Given problem: Gather every line from the entries below that includes "true".

□ □ □ □ □

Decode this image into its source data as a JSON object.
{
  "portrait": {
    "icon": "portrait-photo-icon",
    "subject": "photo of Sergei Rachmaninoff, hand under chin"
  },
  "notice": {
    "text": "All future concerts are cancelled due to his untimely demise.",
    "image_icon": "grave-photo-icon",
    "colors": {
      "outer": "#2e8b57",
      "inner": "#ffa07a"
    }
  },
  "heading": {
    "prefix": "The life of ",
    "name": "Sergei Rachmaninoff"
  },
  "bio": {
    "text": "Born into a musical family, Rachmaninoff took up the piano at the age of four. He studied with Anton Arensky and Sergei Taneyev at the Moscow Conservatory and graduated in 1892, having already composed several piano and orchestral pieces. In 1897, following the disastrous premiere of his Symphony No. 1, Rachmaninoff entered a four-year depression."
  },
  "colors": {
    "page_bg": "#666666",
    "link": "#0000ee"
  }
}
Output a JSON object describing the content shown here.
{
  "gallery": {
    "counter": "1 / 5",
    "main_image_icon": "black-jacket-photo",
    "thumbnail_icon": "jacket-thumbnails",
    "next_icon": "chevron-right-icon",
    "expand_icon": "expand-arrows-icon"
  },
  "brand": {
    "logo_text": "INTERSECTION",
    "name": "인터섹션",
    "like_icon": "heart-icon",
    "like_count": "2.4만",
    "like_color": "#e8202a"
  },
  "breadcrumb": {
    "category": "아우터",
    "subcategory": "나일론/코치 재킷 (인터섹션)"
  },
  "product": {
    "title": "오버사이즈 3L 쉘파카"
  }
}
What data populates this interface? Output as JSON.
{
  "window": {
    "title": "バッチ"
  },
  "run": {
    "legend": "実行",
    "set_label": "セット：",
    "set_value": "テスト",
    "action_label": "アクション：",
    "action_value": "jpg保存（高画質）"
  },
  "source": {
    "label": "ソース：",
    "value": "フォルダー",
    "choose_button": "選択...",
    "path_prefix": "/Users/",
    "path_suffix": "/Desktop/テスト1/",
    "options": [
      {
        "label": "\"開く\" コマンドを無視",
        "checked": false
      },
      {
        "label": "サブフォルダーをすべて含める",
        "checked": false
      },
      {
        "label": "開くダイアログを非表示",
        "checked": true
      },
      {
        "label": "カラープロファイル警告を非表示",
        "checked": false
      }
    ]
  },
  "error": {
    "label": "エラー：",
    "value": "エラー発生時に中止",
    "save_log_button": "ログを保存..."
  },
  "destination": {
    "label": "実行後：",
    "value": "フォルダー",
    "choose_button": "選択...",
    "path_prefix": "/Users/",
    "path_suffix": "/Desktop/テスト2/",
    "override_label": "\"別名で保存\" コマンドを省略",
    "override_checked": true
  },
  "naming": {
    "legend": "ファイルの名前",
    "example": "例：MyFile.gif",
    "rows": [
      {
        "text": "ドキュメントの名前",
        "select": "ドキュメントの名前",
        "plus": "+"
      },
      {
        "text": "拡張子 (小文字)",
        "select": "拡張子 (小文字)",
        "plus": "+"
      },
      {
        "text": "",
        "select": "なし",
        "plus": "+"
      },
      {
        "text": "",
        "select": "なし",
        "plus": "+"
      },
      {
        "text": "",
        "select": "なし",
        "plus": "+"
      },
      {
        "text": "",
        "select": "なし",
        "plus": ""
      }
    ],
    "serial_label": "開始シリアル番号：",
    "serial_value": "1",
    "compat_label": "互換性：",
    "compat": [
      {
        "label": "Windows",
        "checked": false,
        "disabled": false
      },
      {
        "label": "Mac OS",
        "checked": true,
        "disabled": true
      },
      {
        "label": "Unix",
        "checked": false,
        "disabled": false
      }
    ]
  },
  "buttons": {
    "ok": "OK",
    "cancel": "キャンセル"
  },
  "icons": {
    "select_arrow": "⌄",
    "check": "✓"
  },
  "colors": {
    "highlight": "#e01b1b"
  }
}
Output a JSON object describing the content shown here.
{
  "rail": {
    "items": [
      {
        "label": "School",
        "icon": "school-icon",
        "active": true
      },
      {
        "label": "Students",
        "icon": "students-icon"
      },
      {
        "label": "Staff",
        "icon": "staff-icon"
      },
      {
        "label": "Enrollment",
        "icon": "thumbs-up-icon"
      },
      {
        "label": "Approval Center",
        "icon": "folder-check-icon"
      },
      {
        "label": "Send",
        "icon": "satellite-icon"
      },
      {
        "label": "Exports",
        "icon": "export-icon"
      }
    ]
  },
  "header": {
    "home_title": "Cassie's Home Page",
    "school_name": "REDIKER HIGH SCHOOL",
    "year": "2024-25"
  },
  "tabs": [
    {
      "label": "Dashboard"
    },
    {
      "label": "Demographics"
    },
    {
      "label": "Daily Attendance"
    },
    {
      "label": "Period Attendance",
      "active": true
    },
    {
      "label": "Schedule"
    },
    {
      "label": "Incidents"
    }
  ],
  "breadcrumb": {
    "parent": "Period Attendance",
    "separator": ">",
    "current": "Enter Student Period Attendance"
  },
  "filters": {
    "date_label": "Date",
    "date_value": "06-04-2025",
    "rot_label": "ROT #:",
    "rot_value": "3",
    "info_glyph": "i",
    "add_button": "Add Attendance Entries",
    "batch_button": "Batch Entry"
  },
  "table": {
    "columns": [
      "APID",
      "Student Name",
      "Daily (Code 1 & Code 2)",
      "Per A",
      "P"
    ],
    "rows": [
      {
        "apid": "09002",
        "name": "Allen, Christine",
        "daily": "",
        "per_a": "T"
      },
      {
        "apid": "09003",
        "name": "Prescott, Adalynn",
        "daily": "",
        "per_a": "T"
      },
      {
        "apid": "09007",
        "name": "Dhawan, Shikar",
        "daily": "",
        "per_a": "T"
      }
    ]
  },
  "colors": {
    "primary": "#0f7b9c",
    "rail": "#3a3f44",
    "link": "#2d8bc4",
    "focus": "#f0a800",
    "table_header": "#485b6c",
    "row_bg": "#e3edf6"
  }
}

□ □ □ □ □

Exercise solution:
        "checked": true
    "override_checked": true
        "checked": true,
        "disabled": true
        "active": true
      "active": true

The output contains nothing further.